Make an exact copy of the entries below with the pictures removed.

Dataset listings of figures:
** begin **

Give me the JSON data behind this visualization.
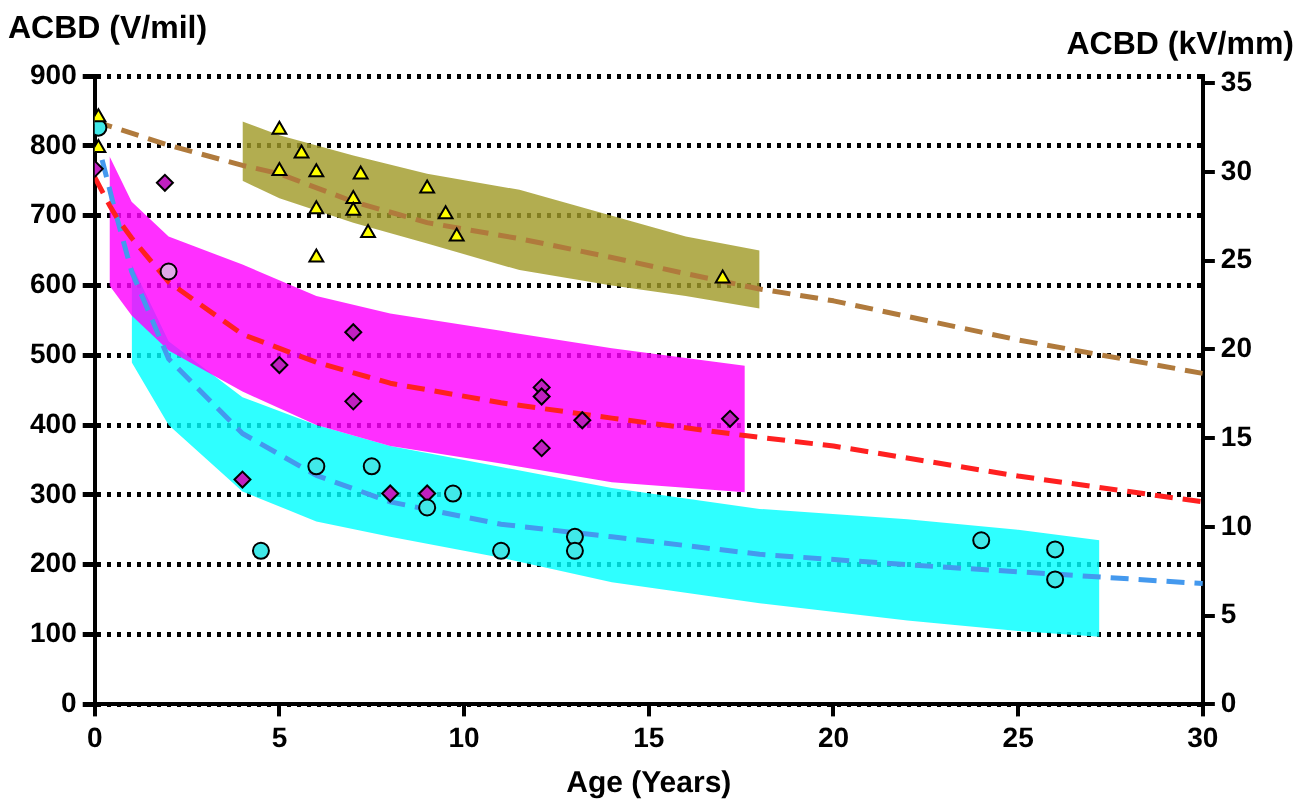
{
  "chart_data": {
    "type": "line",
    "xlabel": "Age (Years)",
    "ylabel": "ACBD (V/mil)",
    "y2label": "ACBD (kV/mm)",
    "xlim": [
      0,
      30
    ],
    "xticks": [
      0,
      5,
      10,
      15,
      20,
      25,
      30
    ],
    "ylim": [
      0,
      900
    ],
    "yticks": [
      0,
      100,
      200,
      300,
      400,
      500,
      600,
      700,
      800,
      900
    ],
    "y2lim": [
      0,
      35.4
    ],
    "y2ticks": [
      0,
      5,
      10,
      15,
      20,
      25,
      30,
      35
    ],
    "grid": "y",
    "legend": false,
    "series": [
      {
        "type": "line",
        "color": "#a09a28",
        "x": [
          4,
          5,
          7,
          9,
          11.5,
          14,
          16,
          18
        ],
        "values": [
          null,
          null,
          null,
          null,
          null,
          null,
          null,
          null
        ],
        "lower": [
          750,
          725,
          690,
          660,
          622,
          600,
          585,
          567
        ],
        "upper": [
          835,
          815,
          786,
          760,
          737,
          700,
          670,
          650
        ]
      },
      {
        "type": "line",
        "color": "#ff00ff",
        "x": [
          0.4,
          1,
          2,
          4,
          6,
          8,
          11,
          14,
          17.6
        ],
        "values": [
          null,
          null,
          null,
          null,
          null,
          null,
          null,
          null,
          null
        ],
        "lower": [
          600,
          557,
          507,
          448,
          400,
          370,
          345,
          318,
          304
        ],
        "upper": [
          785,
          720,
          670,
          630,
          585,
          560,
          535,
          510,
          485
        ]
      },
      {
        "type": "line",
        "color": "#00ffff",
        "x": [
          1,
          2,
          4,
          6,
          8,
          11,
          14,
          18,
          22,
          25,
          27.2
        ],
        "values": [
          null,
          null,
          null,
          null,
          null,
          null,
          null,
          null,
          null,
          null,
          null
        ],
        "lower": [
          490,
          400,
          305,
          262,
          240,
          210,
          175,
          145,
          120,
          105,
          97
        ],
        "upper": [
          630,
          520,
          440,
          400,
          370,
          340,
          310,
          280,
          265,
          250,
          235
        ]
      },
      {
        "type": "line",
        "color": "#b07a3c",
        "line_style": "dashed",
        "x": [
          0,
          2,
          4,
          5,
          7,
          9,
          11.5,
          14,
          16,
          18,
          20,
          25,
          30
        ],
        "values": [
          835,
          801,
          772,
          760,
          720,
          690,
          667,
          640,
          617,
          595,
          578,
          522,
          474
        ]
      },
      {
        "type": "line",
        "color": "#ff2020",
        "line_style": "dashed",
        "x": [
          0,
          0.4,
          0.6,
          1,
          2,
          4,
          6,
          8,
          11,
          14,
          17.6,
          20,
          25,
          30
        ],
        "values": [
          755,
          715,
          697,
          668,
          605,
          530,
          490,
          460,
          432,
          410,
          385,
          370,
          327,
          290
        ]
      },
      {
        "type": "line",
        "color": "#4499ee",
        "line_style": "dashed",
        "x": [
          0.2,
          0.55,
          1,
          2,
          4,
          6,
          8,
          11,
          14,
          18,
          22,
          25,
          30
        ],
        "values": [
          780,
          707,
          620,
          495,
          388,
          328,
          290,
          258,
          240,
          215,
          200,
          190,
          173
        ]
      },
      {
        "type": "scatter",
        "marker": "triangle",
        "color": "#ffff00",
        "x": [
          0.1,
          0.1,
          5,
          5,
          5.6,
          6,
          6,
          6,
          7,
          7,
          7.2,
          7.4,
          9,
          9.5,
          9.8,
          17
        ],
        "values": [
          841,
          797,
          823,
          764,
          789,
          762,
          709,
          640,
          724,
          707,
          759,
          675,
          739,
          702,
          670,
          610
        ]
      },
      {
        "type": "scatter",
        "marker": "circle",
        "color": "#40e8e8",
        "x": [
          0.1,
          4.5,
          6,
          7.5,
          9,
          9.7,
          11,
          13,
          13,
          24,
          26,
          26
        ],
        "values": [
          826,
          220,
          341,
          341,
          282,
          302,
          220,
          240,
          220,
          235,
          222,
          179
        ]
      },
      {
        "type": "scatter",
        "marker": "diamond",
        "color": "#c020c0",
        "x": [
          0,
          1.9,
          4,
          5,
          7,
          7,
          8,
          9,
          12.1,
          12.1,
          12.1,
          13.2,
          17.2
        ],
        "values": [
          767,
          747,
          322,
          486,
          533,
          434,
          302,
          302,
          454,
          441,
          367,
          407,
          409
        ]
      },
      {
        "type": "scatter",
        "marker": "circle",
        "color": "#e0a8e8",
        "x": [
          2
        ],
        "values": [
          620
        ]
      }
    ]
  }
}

** end **

▸ **Task output**:
Give me the JSON data behind this visualization.
{
  "chart_data": {
    "type": "line",
    "xlabel": "Age (Years)",
    "ylabel": "ACBD (V/mil)",
    "y2label": "ACBD (kV/mm)",
    "xlim": [
      0,
      30
    ],
    "xticks": [
      0,
      5,
      10,
      15,
      20,
      25,
      30
    ],
    "ylim": [
      0,
      900
    ],
    "yticks": [
      0,
      100,
      200,
      300,
      400,
      500,
      600,
      700,
      800,
      900
    ],
    "y2lim": [
      0,
      35.4
    ],
    "y2ticks": [
      0,
      5,
      10,
      15,
      20,
      25,
      30,
      35
    ],
    "grid": "y",
    "legend": false,
    "series": [
      {
        "type": "line",
        "color": "#a09a28",
        "x": [
          4,
          5,
          7,
          9,
          11.5,
          14,
          16,
          18
        ],
        "values": [
          null,
          null,
          null,
          null,
          null,
          null,
          null,
          null
        ],
        "lower": [
          750,
          725,
          690,
          660,
          622,
          600,
          585,
          567
        ],
        "upper": [
          835,
          815,
          786,
          760,
          737,
          700,
          670,
          650
        ]
      },
      {
        "type": "line",
        "color": "#ff00ff",
        "x": [
          0.4,
          1,
          2,
          4,
          6,
          8,
          11,
          14,
          17.6
        ],
        "values": [
          null,
          null,
          null,
          null,
          null,
          null,
          null,
          null,
          null
        ],
        "lower": [
          600,
          557,
          507,
          448,
          400,
          370,
          345,
          318,
          304
        ],
        "upper": [
          785,
          720,
          670,
          630,
          585,
          560,
          535,
          510,
          485
        ]
      },
      {
        "type": "line",
        "color": "#00ffff",
        "x": [
          1,
          2,
          4,
          6,
          8,
          11,
          14,
          18,
          22,
          25,
          27.2
        ],
        "values": [
          null,
          null,
          null,
          null,
          null,
          null,
          null,
          null,
          null,
          null,
          null
        ],
        "lower": [
          490,
          400,
          305,
          262,
          240,
          210,
          175,
          145,
          120,
          105,
          97
        ],
        "upper": [
          630,
          520,
          440,
          400,
          370,
          340,
          310,
          280,
          265,
          250,
          235
        ]
      },
      {
        "type": "line",
        "color": "#b07a3c",
        "line_style": "dashed",
        "x": [
          0,
          2,
          4,
          5,
          7,
          9,
          11.5,
          14,
          16,
          18,
          20,
          25,
          30
        ],
        "values": [
          835,
          801,
          772,
          760,
          720,
          690,
          667,
          640,
          617,
          595,
          578,
          522,
          474
        ]
      },
      {
        "type": "line",
        "color": "#ff2020",
        "line_style": "dashed",
        "x": [
          0,
          0.4,
          0.6,
          1,
          2,
          4,
          6,
          8,
          11,
          14,
          17.6,
          20,
          25,
          30
        ],
        "values": [
          755,
          715,
          697,
          668,
          605,
          530,
          490,
          460,
          432,
          410,
          385,
          370,
          327,
          290
        ]
      },
      {
        "type": "line",
        "color": "#4499ee",
        "line_style": "dashed",
        "x": [
          0.2,
          0.55,
          1,
          2,
          4,
          6,
          8,
          11,
          14,
          18,
          22,
          25,
          30
        ],
        "values": [
          780,
          707,
          620,
          495,
          388,
          328,
          290,
          258,
          240,
          215,
          200,
          190,
          173
        ]
      },
      {
        "type": "scatter",
        "marker": "triangle",
        "color": "#ffff00",
        "x": [
          0.1,
          0.1,
          5,
          5,
          5.6,
          6,
          6,
          6,
          7,
          7,
          7.2,
          7.4,
          9,
          9.5,
          9.8,
          17
        ],
        "values": [
          841,
          797,
          823,
          764,
          789,
          762,
          709,
          640,
          724,
          707,
          759,
          675,
          739,
          702,
          670,
          610
        ]
      },
      {
        "type": "scatter",
        "marker": "circle",
        "color": "#40e8e8",
        "x": [
          0.1,
          4.5,
          6,
          7.5,
          9,
          9.7,
          11,
          13,
          13,
          24,
          26,
          26
        ],
        "values": [
          826,
          220,
          341,
          341,
          282,
          302,
          220,
          240,
          220,
          235,
          222,
          179
        ]
      },
      {
        "type": "scatter",
        "marker": "diamond",
        "color": "#c020c0",
        "x": [
          0,
          1.9,
          4,
          5,
          7,
          7,
          8,
          9,
          12.1,
          12.1,
          12.1,
          13.2,
          17.2
        ],
        "values": [
          767,
          747,
          322,
          486,
          533,
          434,
          302,
          302,
          454,
          441,
          367,
          407,
          409
        ]
      },
      {
        "type": "scatter",
        "marker": "circle",
        "color": "#e0a8e8",
        "x": [
          2
        ],
        "values": [
          620
        ]
      }
    ]
  }
}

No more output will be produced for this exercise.